▶ _Exercise_:
Work through the data line by line, gathering every line that has the word "远缘杂交".

▶ _Extracted data entries_:
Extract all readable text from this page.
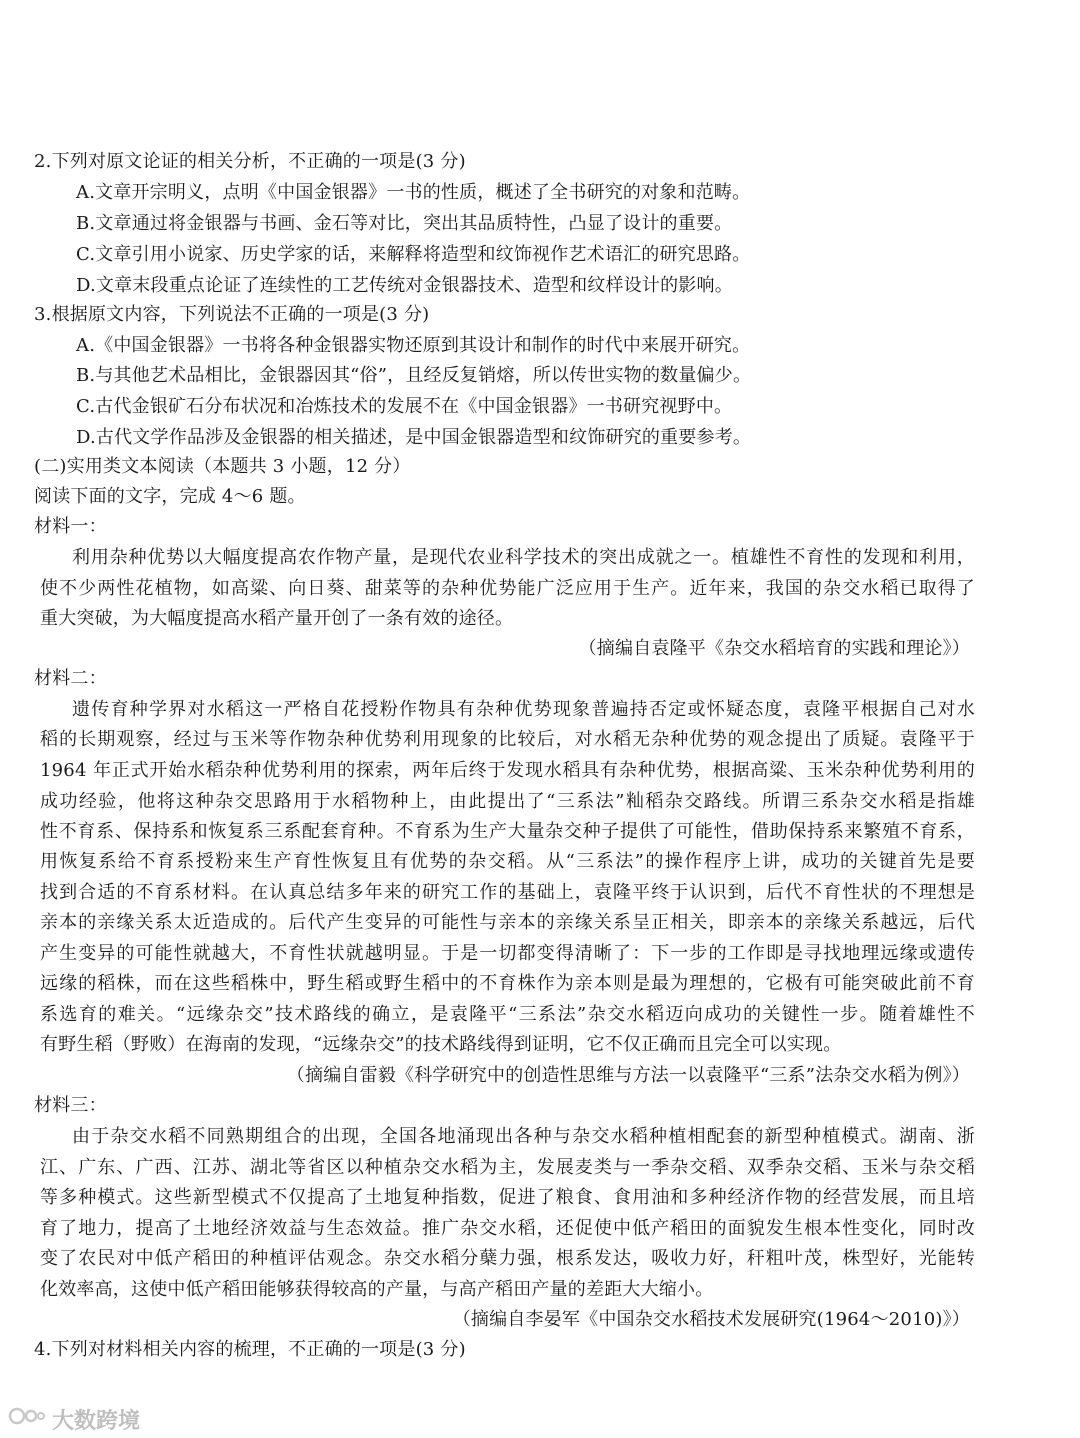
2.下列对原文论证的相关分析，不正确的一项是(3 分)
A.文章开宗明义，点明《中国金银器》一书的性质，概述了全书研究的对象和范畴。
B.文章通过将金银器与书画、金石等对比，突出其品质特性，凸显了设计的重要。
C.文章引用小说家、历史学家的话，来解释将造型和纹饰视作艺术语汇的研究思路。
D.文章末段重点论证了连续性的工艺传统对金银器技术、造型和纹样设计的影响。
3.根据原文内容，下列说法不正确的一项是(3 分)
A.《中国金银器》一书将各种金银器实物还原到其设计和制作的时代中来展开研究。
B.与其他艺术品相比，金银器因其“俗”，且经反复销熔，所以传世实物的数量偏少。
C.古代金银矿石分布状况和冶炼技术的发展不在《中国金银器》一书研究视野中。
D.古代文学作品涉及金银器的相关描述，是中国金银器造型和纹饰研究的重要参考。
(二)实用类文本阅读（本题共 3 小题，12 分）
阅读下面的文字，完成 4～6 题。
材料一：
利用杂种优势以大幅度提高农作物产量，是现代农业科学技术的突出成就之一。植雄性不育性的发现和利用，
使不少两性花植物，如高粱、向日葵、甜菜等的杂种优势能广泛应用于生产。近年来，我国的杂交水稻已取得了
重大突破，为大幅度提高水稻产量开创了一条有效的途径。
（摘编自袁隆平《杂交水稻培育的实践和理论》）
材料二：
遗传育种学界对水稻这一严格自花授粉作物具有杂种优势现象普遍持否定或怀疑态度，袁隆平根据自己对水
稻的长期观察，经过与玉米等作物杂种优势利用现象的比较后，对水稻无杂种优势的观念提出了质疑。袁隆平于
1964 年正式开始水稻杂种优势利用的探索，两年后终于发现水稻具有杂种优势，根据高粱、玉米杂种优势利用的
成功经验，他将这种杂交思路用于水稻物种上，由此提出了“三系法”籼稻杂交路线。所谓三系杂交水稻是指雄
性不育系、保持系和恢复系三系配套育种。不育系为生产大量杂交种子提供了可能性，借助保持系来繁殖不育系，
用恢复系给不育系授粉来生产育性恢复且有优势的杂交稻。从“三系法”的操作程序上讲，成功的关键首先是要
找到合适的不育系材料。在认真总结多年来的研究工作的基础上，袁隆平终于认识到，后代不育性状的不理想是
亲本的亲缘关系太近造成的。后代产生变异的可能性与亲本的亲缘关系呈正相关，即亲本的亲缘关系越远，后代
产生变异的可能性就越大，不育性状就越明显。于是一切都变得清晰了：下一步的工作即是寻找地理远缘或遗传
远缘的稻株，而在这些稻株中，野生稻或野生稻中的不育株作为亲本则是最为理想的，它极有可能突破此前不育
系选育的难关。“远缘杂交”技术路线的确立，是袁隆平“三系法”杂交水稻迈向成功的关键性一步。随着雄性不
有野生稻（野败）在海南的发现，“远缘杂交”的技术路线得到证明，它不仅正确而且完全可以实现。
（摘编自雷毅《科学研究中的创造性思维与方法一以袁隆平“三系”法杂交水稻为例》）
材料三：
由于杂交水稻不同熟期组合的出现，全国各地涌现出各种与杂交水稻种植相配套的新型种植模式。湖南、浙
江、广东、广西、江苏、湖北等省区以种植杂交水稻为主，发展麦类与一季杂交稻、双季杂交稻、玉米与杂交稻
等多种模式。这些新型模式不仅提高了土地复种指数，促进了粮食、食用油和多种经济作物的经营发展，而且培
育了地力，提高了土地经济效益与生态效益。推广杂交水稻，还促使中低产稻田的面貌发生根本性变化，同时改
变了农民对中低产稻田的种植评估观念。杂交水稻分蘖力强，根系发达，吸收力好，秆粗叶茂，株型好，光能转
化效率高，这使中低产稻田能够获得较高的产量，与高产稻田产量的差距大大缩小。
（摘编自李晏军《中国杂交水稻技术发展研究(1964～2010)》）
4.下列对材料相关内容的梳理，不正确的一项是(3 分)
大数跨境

▶ _Answer to this task_:
系选育的难关。“远缘杂交”技术路线的确立，是袁隆平“三系法”杂交水稻迈向成功的关键性一步。随着雄性不
有野生稻（野败）在海南的发现，“远缘杂交”的技术路线得到证明，它不仅正确而且完全可以实现。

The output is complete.